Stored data
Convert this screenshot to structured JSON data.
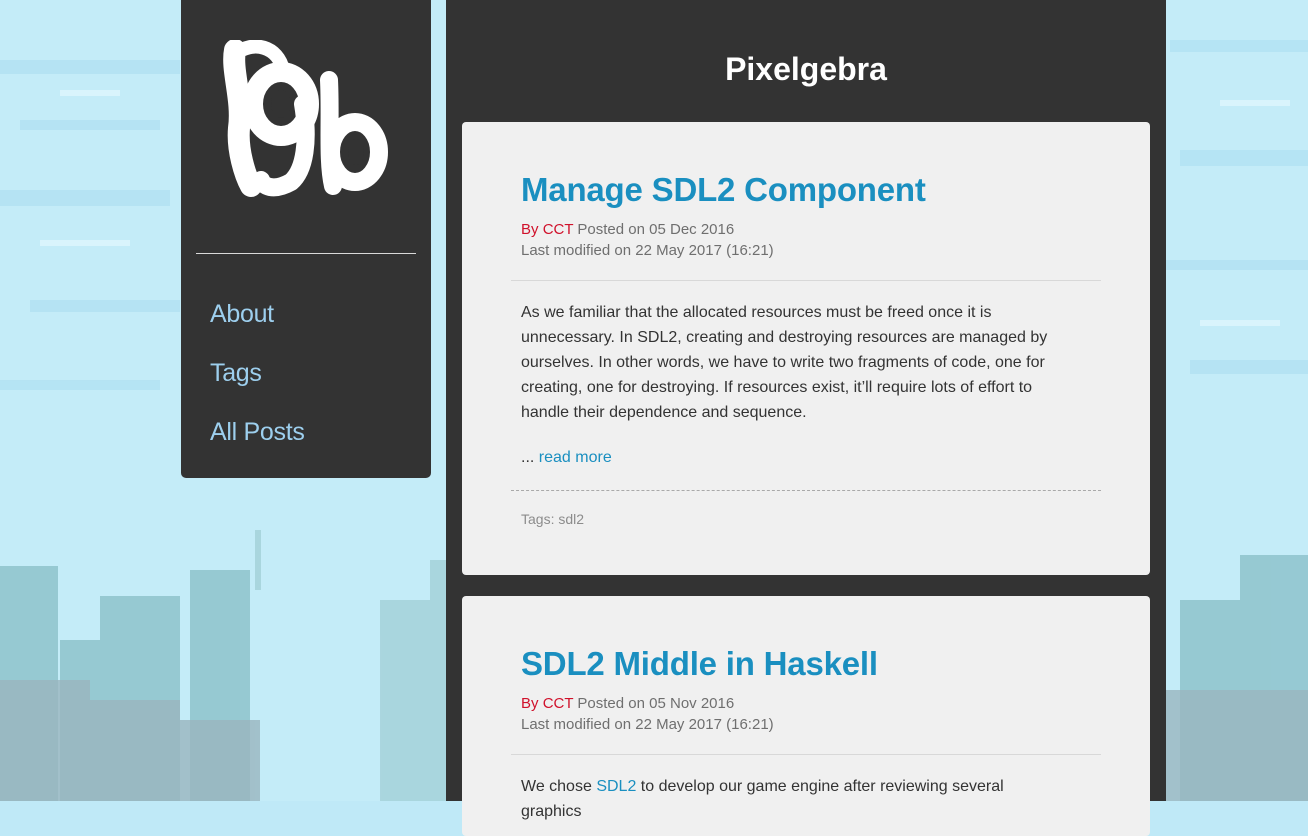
{
  "site": {
    "title": "Pixelgebra"
  },
  "sidebar": {
    "logo_icon": "pixelgebra-pg-logo",
    "nav": [
      {
        "label": "About"
      },
      {
        "label": "Tags"
      },
      {
        "label": "All Posts"
      }
    ]
  },
  "posts": [
    {
      "title": "Manage SDL2 Component",
      "by_label": "By",
      "author": "CCT",
      "posted": "Posted on 05 Dec 2016",
      "modified": "Last modified on 22 May 2017 (16:21)",
      "excerpt": "As we familiar that the allocated resources must be freed once it is unnecessary. In SDL2, creating and destroying resources are managed by ourselves. In other words, we have to write two fragments of code, one for creating, one for destroying. If resources exist, it’ll require lots of effort to handle their dependence and sequence.",
      "more_prefix": "...",
      "read_more": "read more",
      "tags_label": "Tags:",
      "tag": "sdl2"
    },
    {
      "title": "SDL2 Middle in Haskell",
      "by_label": "By",
      "author": "CCT",
      "posted": "Posted on 05 Nov 2016",
      "modified": "Last modified on 22 May 2017 (16:21)",
      "excerpt_before": "We chose",
      "excerpt_link": "SDL2",
      "excerpt_after": "to develop our game engine after reviewing several graphics"
    }
  ],
  "colors": {
    "panel": "#333333",
    "card": "#f0f0f0",
    "link": "#1a8fc0",
    "nav_link": "#9dcfee",
    "author": "#d0112b",
    "sky": "#bfe9f7",
    "buildings": "#8fbfc9"
  }
}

Task brief: Find how many lines include the string "posted" and report that number alone.

Full response: 2